→ **Extracted entries**:

* Begin *

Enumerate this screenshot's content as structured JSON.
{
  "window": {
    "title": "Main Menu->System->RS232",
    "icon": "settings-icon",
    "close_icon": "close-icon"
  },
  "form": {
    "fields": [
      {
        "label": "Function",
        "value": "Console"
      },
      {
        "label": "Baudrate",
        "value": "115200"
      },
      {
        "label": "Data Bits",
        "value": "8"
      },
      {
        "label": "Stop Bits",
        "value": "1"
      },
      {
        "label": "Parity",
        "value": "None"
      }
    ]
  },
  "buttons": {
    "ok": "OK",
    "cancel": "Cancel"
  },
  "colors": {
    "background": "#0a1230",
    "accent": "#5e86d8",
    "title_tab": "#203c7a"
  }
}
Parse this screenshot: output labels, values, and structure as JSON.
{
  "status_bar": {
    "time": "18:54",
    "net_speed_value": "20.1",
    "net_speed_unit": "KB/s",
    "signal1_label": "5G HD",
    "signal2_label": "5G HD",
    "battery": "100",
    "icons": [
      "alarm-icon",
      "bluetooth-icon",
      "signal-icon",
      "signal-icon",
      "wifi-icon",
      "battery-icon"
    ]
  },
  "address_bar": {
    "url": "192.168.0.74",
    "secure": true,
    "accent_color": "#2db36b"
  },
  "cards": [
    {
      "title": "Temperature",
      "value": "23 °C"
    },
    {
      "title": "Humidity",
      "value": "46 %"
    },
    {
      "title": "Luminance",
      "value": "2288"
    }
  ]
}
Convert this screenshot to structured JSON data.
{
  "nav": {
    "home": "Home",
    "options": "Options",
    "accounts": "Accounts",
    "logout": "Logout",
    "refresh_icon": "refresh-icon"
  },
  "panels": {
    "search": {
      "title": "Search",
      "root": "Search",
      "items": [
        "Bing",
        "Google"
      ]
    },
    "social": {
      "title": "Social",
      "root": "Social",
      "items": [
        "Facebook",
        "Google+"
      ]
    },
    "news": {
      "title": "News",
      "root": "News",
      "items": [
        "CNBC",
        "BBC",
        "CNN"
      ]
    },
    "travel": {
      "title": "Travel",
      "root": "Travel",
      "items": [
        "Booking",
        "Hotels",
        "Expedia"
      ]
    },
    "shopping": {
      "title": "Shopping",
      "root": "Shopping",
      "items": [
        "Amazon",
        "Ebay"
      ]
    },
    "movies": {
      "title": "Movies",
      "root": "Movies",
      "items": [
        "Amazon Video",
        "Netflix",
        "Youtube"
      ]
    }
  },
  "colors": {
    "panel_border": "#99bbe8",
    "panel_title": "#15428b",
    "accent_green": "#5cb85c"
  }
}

* End *

→ **Challenge**: Exactly reproduce every line of the records.

→ **Worked answer**:
Enumerate this screenshot's content as structured JSON.
{
  "window": {
    "title": "Main Menu->System->RS232",
    "icon": "settings-icon",
    "close_icon": "close-icon"
  },
  "form": {
    "fields": [
      {
        "label": "Function",
        "value": "Console"
      },
      {
        "label": "Baudrate",
        "value": "115200"
      },
      {
        "label": "Data Bits",
        "value": "8"
      },
      {
        "label": "Stop Bits",
        "value": "1"
      },
      {
        "label": "Parity",
        "value": "None"
      }
    ]
  },
  "buttons": {
    "ok": "OK",
    "cancel": "Cancel"
  },
  "colors": {
    "background": "#0a1230",
    "accent": "#5e86d8",
    "title_tab": "#203c7a"
  }
}
Parse this screenshot: output labels, values, and structure as JSON.
{
  "status_bar": {
    "time": "18:54",
    "net_speed_value": "20.1",
    "net_speed_unit": "KB/s",
    "signal1_label": "5G HD",
    "signal2_label": "5G HD",
    "battery": "100",
    "icons": [
      "alarm-icon",
      "bluetooth-icon",
      "signal-icon",
      "signal-icon",
      "wifi-icon",
      "battery-icon"
    ]
  },
  "address_bar": {
    "url": "192.168.0.74",
    "secure": true,
    "accent_color": "#2db36b"
  },
  "cards": [
    {
      "title": "Temperature",
      "value": "23 °C"
    },
    {
      "title": "Humidity",
      "value": "46 %"
    },
    {
      "title": "Luminance",
      "value": "2288"
    }
  ]
}
Convert this screenshot to structured JSON data.
{
  "nav": {
    "home": "Home",
    "options": "Options",
    "accounts": "Accounts",
    "logout": "Logout",
    "refresh_icon": "refresh-icon"
  },
  "panels": {
    "search": {
      "title": "Search",
      "root": "Search",
      "items": [
        "Bing",
        "Google"
      ]
    },
    "social": {
      "title": "Social",
      "root": "Social",
      "items": [
        "Facebook",
        "Google+"
      ]
    },
    "news": {
      "title": "News",
      "root": "News",
      "items": [
        "CNBC",
        "BBC",
        "CNN"
      ]
    },
    "travel": {
      "title": "Travel",
      "root": "Travel",
      "items": [
        "Booking",
        "Hotels",
        "Expedia"
      ]
    },
    "shopping": {
      "title": "Shopping",
      "root": "Shopping",
      "items": [
        "Amazon",
        "Ebay"
      ]
    },
    "movies": {
      "title": "Movies",
      "root": "Movies",
      "items": [
        "Amazon Video",
        "Netflix",
        "Youtube"
      ]
    }
  },
  "colors": {
    "panel_border": "#99bbe8",
    "panel_title": "#15428b",
    "accent_green": "#5cb85c"
  }
}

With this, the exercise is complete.